**What is needed:**
Skip the images and copy each record exactly as written.

§ §

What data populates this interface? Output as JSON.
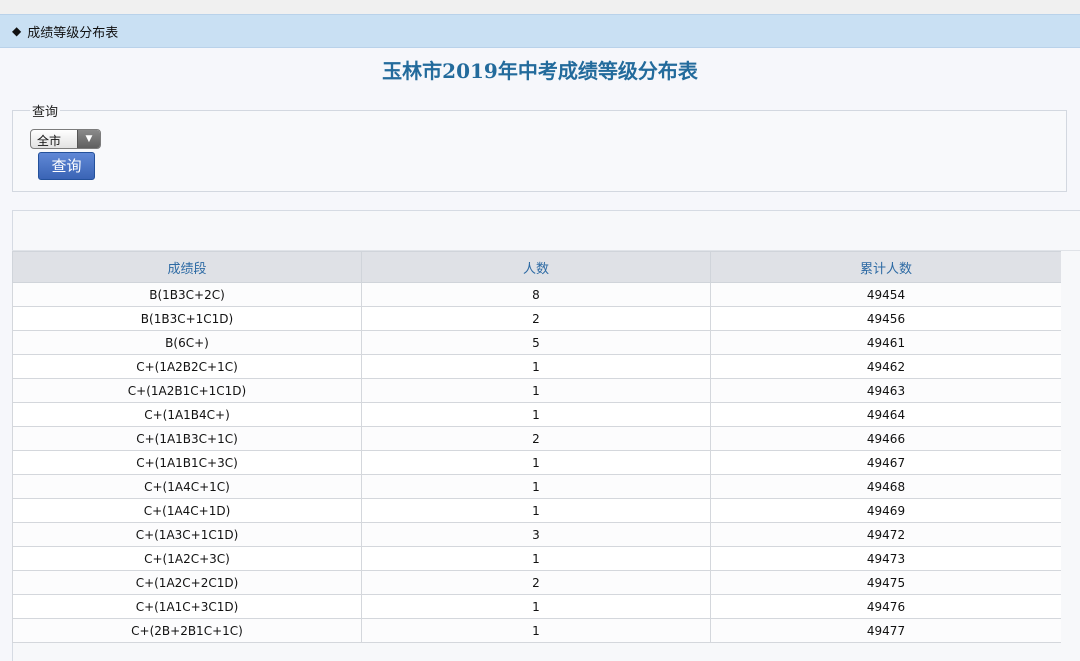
{
  "header": {
    "label": "成绩等级分布表",
    "marker": "◆"
  },
  "page_title": "玉林市2019年中考成绩等级分布表",
  "query": {
    "legend": "查询",
    "region_select": {
      "selected": "全市"
    },
    "button_label": "查询"
  },
  "table": {
    "columns": [
      "成绩段",
      "人数",
      "累计人数"
    ],
    "rows": [
      [
        "B(1B3C+2C)",
        "8",
        "49454"
      ],
      [
        "B(1B3C+1C1D)",
        "2",
        "49456"
      ],
      [
        "B(6C+)",
        "5",
        "49461"
      ],
      [
        "C+(1A2B2C+1C)",
        "1",
        "49462"
      ],
      [
        "C+(1A2B1C+1C1D)",
        "1",
        "49463"
      ],
      [
        "C+(1A1B4C+)",
        "1",
        "49464"
      ],
      [
        "C+(1A1B3C+1C)",
        "2",
        "49466"
      ],
      [
        "C+(1A1B1C+3C)",
        "1",
        "49467"
      ],
      [
        "C+(1A4C+1C)",
        "1",
        "49468"
      ],
      [
        "C+(1A4C+1D)",
        "1",
        "49469"
      ],
      [
        "C+(1A3C+1C1D)",
        "3",
        "49472"
      ],
      [
        "C+(1A2C+3C)",
        "1",
        "49473"
      ],
      [
        "C+(1A2C+2C1D)",
        "2",
        "49475"
      ],
      [
        "C+(1A1C+3C1D)",
        "1",
        "49476"
      ],
      [
        "C+(2B+2B1C+1C)",
        "1",
        "49477"
      ]
    ]
  },
  "colors": {
    "header_bar": "#c9e0f3",
    "title": "#236b9c",
    "button": "#3f69b8",
    "table_header_text": "#2d6aa4"
  }
}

§ §

**Written answer:**
What data populates this interface? Output as JSON.
{
  "header": {
    "label": "成绩等级分布表",
    "marker": "◆"
  },
  "page_title": "玉林市2019年中考成绩等级分布表",
  "query": {
    "legend": "查询",
    "region_select": {
      "selected": "全市"
    },
    "button_label": "查询"
  },
  "table": {
    "columns": [
      "成绩段",
      "人数",
      "累计人数"
    ],
    "rows": [
      [
        "B(1B3C+2C)",
        "8",
        "49454"
      ],
      [
        "B(1B3C+1C1D)",
        "2",
        "49456"
      ],
      [
        "B(6C+)",
        "5",
        "49461"
      ],
      [
        "C+(1A2B2C+1C)",
        "1",
        "49462"
      ],
      [
        "C+(1A2B1C+1C1D)",
        "1",
        "49463"
      ],
      [
        "C+(1A1B4C+)",
        "1",
        "49464"
      ],
      [
        "C+(1A1B3C+1C)",
        "2",
        "49466"
      ],
      [
        "C+(1A1B1C+3C)",
        "1",
        "49467"
      ],
      [
        "C+(1A4C+1C)",
        "1",
        "49468"
      ],
      [
        "C+(1A4C+1D)",
        "1",
        "49469"
      ],
      [
        "C+(1A3C+1C1D)",
        "3",
        "49472"
      ],
      [
        "C+(1A2C+3C)",
        "1",
        "49473"
      ],
      [
        "C+(1A2C+2C1D)",
        "2",
        "49475"
      ],
      [
        "C+(1A1C+3C1D)",
        "1",
        "49476"
      ],
      [
        "C+(2B+2B1C+1C)",
        "1",
        "49477"
      ]
    ]
  },
  "colors": {
    "header_bar": "#c9e0f3",
    "title": "#236b9c",
    "button": "#3f69b8",
    "table_header_text": "#2d6aa4"
  }
}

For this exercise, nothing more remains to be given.